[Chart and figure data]
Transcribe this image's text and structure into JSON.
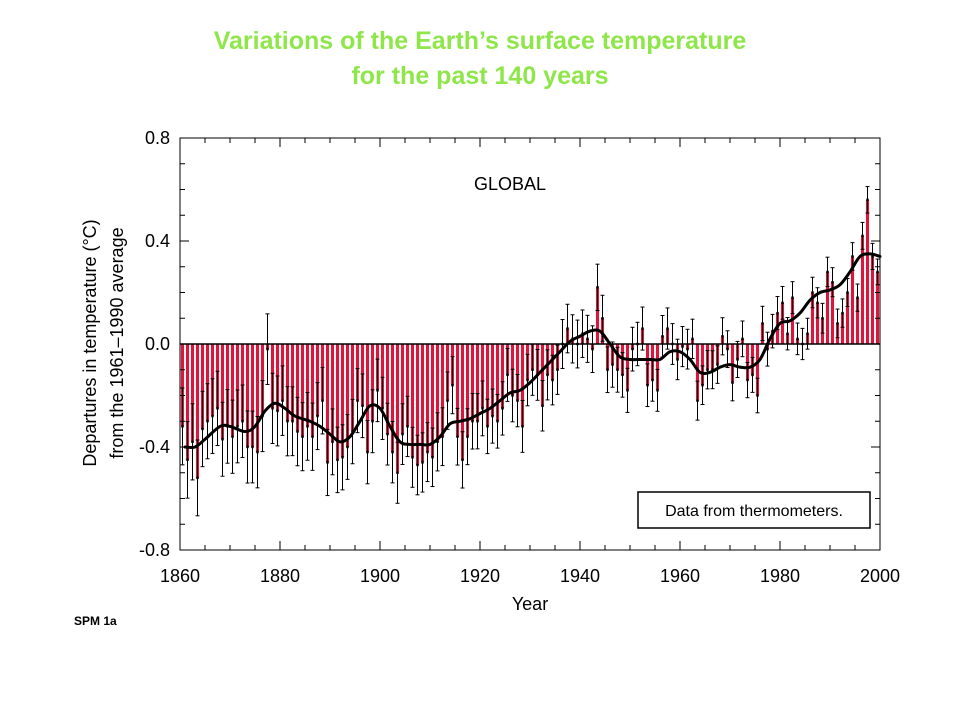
{
  "slide": {
    "title_line1": "Variations of the Earth’s surface temperature",
    "title_line2": "for the past 140 years",
    "tag": "SPM 1a"
  },
  "colors": {
    "title": "#8ee64a",
    "bars": "#d9163c",
    "smooth_line": "#000000"
  },
  "chart_data": {
    "type": "bar",
    "annotation": "GLOBAL",
    "legend_text": "Data from thermometers.",
    "xlabel": "Year",
    "ylabel_line1": "Departures in temperature (°C)",
    "ylabel_line2": "from the 1961–1990 average",
    "xlim": [
      1860,
      2000
    ],
    "ylim": [
      -0.8,
      0.8
    ],
    "x_ticks": [
      1860,
      1880,
      1900,
      1920,
      1940,
      1960,
      1980,
      2000
    ],
    "y_ticks": [
      0.8,
      0.4,
      0.0,
      -0.4,
      -0.8
    ],
    "y_tick_labels": [
      "0.8",
      "0.4",
      "0.0",
      "-0.4",
      "-0.8"
    ],
    "grid": false,
    "error_bar_halfwidth_early": 0.15,
    "error_bar_halfwidth_late": 0.05,
    "years": [
      1861,
      1862,
      1863,
      1864,
      1865,
      1866,
      1867,
      1868,
      1869,
      1870,
      1871,
      1872,
      1873,
      1874,
      1875,
      1876,
      1877,
      1878,
      1879,
      1880,
      1881,
      1882,
      1883,
      1884,
      1885,
      1886,
      1887,
      1888,
      1889,
      1890,
      1891,
      1892,
      1893,
      1894,
      1895,
      1896,
      1897,
      1898,
      1899,
      1900,
      1901,
      1902,
      1903,
      1904,
      1905,
      1906,
      1907,
      1908,
      1909,
      1910,
      1911,
      1912,
      1913,
      1914,
      1915,
      1916,
      1917,
      1918,
      1919,
      1920,
      1921,
      1922,
      1923,
      1924,
      1925,
      1926,
      1927,
      1928,
      1929,
      1930,
      1931,
      1932,
      1933,
      1934,
      1935,
      1936,
      1937,
      1938,
      1939,
      1940,
      1941,
      1942,
      1943,
      1944,
      1945,
      1946,
      1947,
      1948,
      1949,
      1950,
      1951,
      1952,
      1953,
      1954,
      1955,
      1956,
      1957,
      1958,
      1959,
      1960,
      1961,
      1962,
      1963,
      1964,
      1965,
      1966,
      1967,
      1968,
      1969,
      1970,
      1971,
      1972,
      1973,
      1974,
      1975,
      1976,
      1977,
      1978,
      1979,
      1980,
      1981,
      1982,
      1983,
      1984,
      1985,
      1986,
      1987,
      1988,
      1989,
      1990,
      1991,
      1992,
      1993,
      1994,
      1995,
      1996,
      1997,
      1998,
      1999,
      2000
    ],
    "values": [
      -0.32,
      -0.45,
      -0.38,
      -0.52,
      -0.33,
      -0.3,
      -0.28,
      -0.25,
      -0.37,
      -0.32,
      -0.36,
      -0.32,
      -0.3,
      -0.4,
      -0.4,
      -0.42,
      -0.28,
      -0.02,
      -0.25,
      -0.26,
      -0.22,
      -0.3,
      -0.3,
      -0.34,
      -0.36,
      -0.32,
      -0.36,
      -0.28,
      -0.22,
      -0.46,
      -0.38,
      -0.45,
      -0.44,
      -0.4,
      -0.34,
      -0.22,
      -0.24,
      -0.42,
      -0.3,
      -0.18,
      -0.25,
      -0.35,
      -0.42,
      -0.5,
      -0.35,
      -0.32,
      -0.44,
      -0.47,
      -0.46,
      -0.42,
      -0.44,
      -0.38,
      -0.36,
      -0.22,
      -0.16,
      -0.36,
      -0.45,
      -0.36,
      -0.3,
      -0.3,
      -0.25,
      -0.32,
      -0.28,
      -0.3,
      -0.25,
      -0.12,
      -0.2,
      -0.22,
      -0.32,
      -0.14,
      -0.1,
      -0.12,
      -0.24,
      -0.12,
      -0.14,
      -0.1,
      0.0,
      0.06,
      0.02,
      0.0,
      0.04,
      0.02,
      -0.02,
      0.22,
      0.1,
      -0.1,
      -0.08,
      -0.1,
      -0.12,
      -0.18,
      -0.02,
      0.0,
      0.06,
      -0.16,
      -0.14,
      -0.18,
      0.03,
      0.06,
      0.0,
      -0.06,
      -0.01,
      -0.02,
      0.02,
      -0.22,
      -0.16,
      -0.1,
      -0.1,
      -0.08,
      0.03,
      -0.02,
      -0.15,
      -0.06,
      0.02,
      -0.14,
      -0.12,
      -0.2,
      0.08,
      -0.02,
      0.05,
      0.12,
      0.16,
      0.04,
      0.18,
      0.02,
      0.0,
      0.04,
      0.2,
      0.16,
      0.1,
      0.28,
      0.24,
      0.08,
      0.12,
      0.2,
      0.34,
      0.18,
      0.42,
      0.56,
      0.34,
      0.28
    ],
    "smooth_line": [
      [
        1861,
        -0.4
      ],
      [
        1863,
        -0.4
      ],
      [
        1865,
        -0.37
      ],
      [
        1868,
        -0.32
      ],
      [
        1870,
        -0.32
      ],
      [
        1873,
        -0.34
      ],
      [
        1875,
        -0.32
      ],
      [
        1877,
        -0.26
      ],
      [
        1879,
        -0.23
      ],
      [
        1881,
        -0.25
      ],
      [
        1883,
        -0.28
      ],
      [
        1886,
        -0.3
      ],
      [
        1888,
        -0.32
      ],
      [
        1890,
        -0.35
      ],
      [
        1892,
        -0.38
      ],
      [
        1894,
        -0.36
      ],
      [
        1896,
        -0.3
      ],
      [
        1898,
        -0.24
      ],
      [
        1900,
        -0.25
      ],
      [
        1902,
        -0.32
      ],
      [
        1904,
        -0.38
      ],
      [
        1906,
        -0.39
      ],
      [
        1908,
        -0.39
      ],
      [
        1910,
        -0.39
      ],
      [
        1912,
        -0.36
      ],
      [
        1914,
        -0.31
      ],
      [
        1916,
        -0.3
      ],
      [
        1918,
        -0.29
      ],
      [
        1920,
        -0.27
      ],
      [
        1922,
        -0.25
      ],
      [
        1924,
        -0.22
      ],
      [
        1926,
        -0.19
      ],
      [
        1928,
        -0.18
      ],
      [
        1930,
        -0.15
      ],
      [
        1932,
        -0.11
      ],
      [
        1934,
        -0.07
      ],
      [
        1936,
        -0.03
      ],
      [
        1938,
        0.01
      ],
      [
        1940,
        0.03
      ],
      [
        1942,
        0.05
      ],
      [
        1944,
        0.05
      ],
      [
        1946,
        0.0
      ],
      [
        1948,
        -0.05
      ],
      [
        1950,
        -0.06
      ],
      [
        1952,
        -0.06
      ],
      [
        1954,
        -0.06
      ],
      [
        1956,
        -0.06
      ],
      [
        1958,
        -0.03
      ],
      [
        1960,
        -0.03
      ],
      [
        1962,
        -0.06
      ],
      [
        1964,
        -0.11
      ],
      [
        1966,
        -0.11
      ],
      [
        1968,
        -0.09
      ],
      [
        1970,
        -0.08
      ],
      [
        1972,
        -0.09
      ],
      [
        1974,
        -0.09
      ],
      [
        1976,
        -0.06
      ],
      [
        1978,
        0.02
      ],
      [
        1980,
        0.08
      ],
      [
        1982,
        0.09
      ],
      [
        1984,
        0.12
      ],
      [
        1986,
        0.17
      ],
      [
        1988,
        0.2
      ],
      [
        1990,
        0.21
      ],
      [
        1992,
        0.23
      ],
      [
        1994,
        0.28
      ],
      [
        1996,
        0.34
      ],
      [
        1998,
        0.35
      ],
      [
        2000,
        0.34
      ]
    ]
  }
}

● THE REQUEST
Leave images out of the retyped records; keep all else exact.

● TASK RESPONSE
Transcribe this image's text and structure into JSON.
{
  "slide": {
    "title_line1": "Variations of the Earth’s surface temperature",
    "title_line2": "for the past 140 years",
    "tag": "SPM 1a"
  },
  "colors": {
    "title": "#8ee64a",
    "bars": "#d9163c",
    "smooth_line": "#000000"
  },
  "chart_data": {
    "type": "bar",
    "annotation": "GLOBAL",
    "legend_text": "Data from thermometers.",
    "xlabel": "Year",
    "ylabel_line1": "Departures in temperature (°C)",
    "ylabel_line2": "from the 1961–1990 average",
    "xlim": [
      1860,
      2000
    ],
    "ylim": [
      -0.8,
      0.8
    ],
    "x_ticks": [
      1860,
      1880,
      1900,
      1920,
      1940,
      1960,
      1980,
      2000
    ],
    "y_ticks": [
      0.8,
      0.4,
      0.0,
      -0.4,
      -0.8
    ],
    "y_tick_labels": [
      "0.8",
      "0.4",
      "0.0",
      "-0.4",
      "-0.8"
    ],
    "grid": false,
    "error_bar_halfwidth_early": 0.15,
    "error_bar_halfwidth_late": 0.05,
    "years": [
      1861,
      1862,
      1863,
      1864,
      1865,
      1866,
      1867,
      1868,
      1869,
      1870,
      1871,
      1872,
      1873,
      1874,
      1875,
      1876,
      1877,
      1878,
      1879,
      1880,
      1881,
      1882,
      1883,
      1884,
      1885,
      1886,
      1887,
      1888,
      1889,
      1890,
      1891,
      1892,
      1893,
      1894,
      1895,
      1896,
      1897,
      1898,
      1899,
      1900,
      1901,
      1902,
      1903,
      1904,
      1905,
      1906,
      1907,
      1908,
      1909,
      1910,
      1911,
      1912,
      1913,
      1914,
      1915,
      1916,
      1917,
      1918,
      1919,
      1920,
      1921,
      1922,
      1923,
      1924,
      1925,
      1926,
      1927,
      1928,
      1929,
      1930,
      1931,
      1932,
      1933,
      1934,
      1935,
      1936,
      1937,
      1938,
      1939,
      1940,
      1941,
      1942,
      1943,
      1944,
      1945,
      1946,
      1947,
      1948,
      1949,
      1950,
      1951,
      1952,
      1953,
      1954,
      1955,
      1956,
      1957,
      1958,
      1959,
      1960,
      1961,
      1962,
      1963,
      1964,
      1965,
      1966,
      1967,
      1968,
      1969,
      1970,
      1971,
      1972,
      1973,
      1974,
      1975,
      1976,
      1977,
      1978,
      1979,
      1980,
      1981,
      1982,
      1983,
      1984,
      1985,
      1986,
      1987,
      1988,
      1989,
      1990,
      1991,
      1992,
      1993,
      1994,
      1995,
      1996,
      1997,
      1998,
      1999,
      2000
    ],
    "values": [
      -0.32,
      -0.45,
      -0.38,
      -0.52,
      -0.33,
      -0.3,
      -0.28,
      -0.25,
      -0.37,
      -0.32,
      -0.36,
      -0.32,
      -0.3,
      -0.4,
      -0.4,
      -0.42,
      -0.28,
      -0.02,
      -0.25,
      -0.26,
      -0.22,
      -0.3,
      -0.3,
      -0.34,
      -0.36,
      -0.32,
      -0.36,
      -0.28,
      -0.22,
      -0.46,
      -0.38,
      -0.45,
      -0.44,
      -0.4,
      -0.34,
      -0.22,
      -0.24,
      -0.42,
      -0.3,
      -0.18,
      -0.25,
      -0.35,
      -0.42,
      -0.5,
      -0.35,
      -0.32,
      -0.44,
      -0.47,
      -0.46,
      -0.42,
      -0.44,
      -0.38,
      -0.36,
      -0.22,
      -0.16,
      -0.36,
      -0.45,
      -0.36,
      -0.3,
      -0.3,
      -0.25,
      -0.32,
      -0.28,
      -0.3,
      -0.25,
      -0.12,
      -0.2,
      -0.22,
      -0.32,
      -0.14,
      -0.1,
      -0.12,
      -0.24,
      -0.12,
      -0.14,
      -0.1,
      0.0,
      0.06,
      0.02,
      0.0,
      0.04,
      0.02,
      -0.02,
      0.22,
      0.1,
      -0.1,
      -0.08,
      -0.1,
      -0.12,
      -0.18,
      -0.02,
      0.0,
      0.06,
      -0.16,
      -0.14,
      -0.18,
      0.03,
      0.06,
      0.0,
      -0.06,
      -0.01,
      -0.02,
      0.02,
      -0.22,
      -0.16,
      -0.1,
      -0.1,
      -0.08,
      0.03,
      -0.02,
      -0.15,
      -0.06,
      0.02,
      -0.14,
      -0.12,
      -0.2,
      0.08,
      -0.02,
      0.05,
      0.12,
      0.16,
      0.04,
      0.18,
      0.02,
      0.0,
      0.04,
      0.2,
      0.16,
      0.1,
      0.28,
      0.24,
      0.08,
      0.12,
      0.2,
      0.34,
      0.18,
      0.42,
      0.56,
      0.34,
      0.28
    ],
    "smooth_line": [
      [
        1861,
        -0.4
      ],
      [
        1863,
        -0.4
      ],
      [
        1865,
        -0.37
      ],
      [
        1868,
        -0.32
      ],
      [
        1870,
        -0.32
      ],
      [
        1873,
        -0.34
      ],
      [
        1875,
        -0.32
      ],
      [
        1877,
        -0.26
      ],
      [
        1879,
        -0.23
      ],
      [
        1881,
        -0.25
      ],
      [
        1883,
        -0.28
      ],
      [
        1886,
        -0.3
      ],
      [
        1888,
        -0.32
      ],
      [
        1890,
        -0.35
      ],
      [
        1892,
        -0.38
      ],
      [
        1894,
        -0.36
      ],
      [
        1896,
        -0.3
      ],
      [
        1898,
        -0.24
      ],
      [
        1900,
        -0.25
      ],
      [
        1902,
        -0.32
      ],
      [
        1904,
        -0.38
      ],
      [
        1906,
        -0.39
      ],
      [
        1908,
        -0.39
      ],
      [
        1910,
        -0.39
      ],
      [
        1912,
        -0.36
      ],
      [
        1914,
        -0.31
      ],
      [
        1916,
        -0.3
      ],
      [
        1918,
        -0.29
      ],
      [
        1920,
        -0.27
      ],
      [
        1922,
        -0.25
      ],
      [
        1924,
        -0.22
      ],
      [
        1926,
        -0.19
      ],
      [
        1928,
        -0.18
      ],
      [
        1930,
        -0.15
      ],
      [
        1932,
        -0.11
      ],
      [
        1934,
        -0.07
      ],
      [
        1936,
        -0.03
      ],
      [
        1938,
        0.01
      ],
      [
        1940,
        0.03
      ],
      [
        1942,
        0.05
      ],
      [
        1944,
        0.05
      ],
      [
        1946,
        0.0
      ],
      [
        1948,
        -0.05
      ],
      [
        1950,
        -0.06
      ],
      [
        1952,
        -0.06
      ],
      [
        1954,
        -0.06
      ],
      [
        1956,
        -0.06
      ],
      [
        1958,
        -0.03
      ],
      [
        1960,
        -0.03
      ],
      [
        1962,
        -0.06
      ],
      [
        1964,
        -0.11
      ],
      [
        1966,
        -0.11
      ],
      [
        1968,
        -0.09
      ],
      [
        1970,
        -0.08
      ],
      [
        1972,
        -0.09
      ],
      [
        1974,
        -0.09
      ],
      [
        1976,
        -0.06
      ],
      [
        1978,
        0.02
      ],
      [
        1980,
        0.08
      ],
      [
        1982,
        0.09
      ],
      [
        1984,
        0.12
      ],
      [
        1986,
        0.17
      ],
      [
        1988,
        0.2
      ],
      [
        1990,
        0.21
      ],
      [
        1992,
        0.23
      ],
      [
        1994,
        0.28
      ],
      [
        1996,
        0.34
      ],
      [
        1998,
        0.35
      ],
      [
        2000,
        0.34
      ]
    ]
  }
}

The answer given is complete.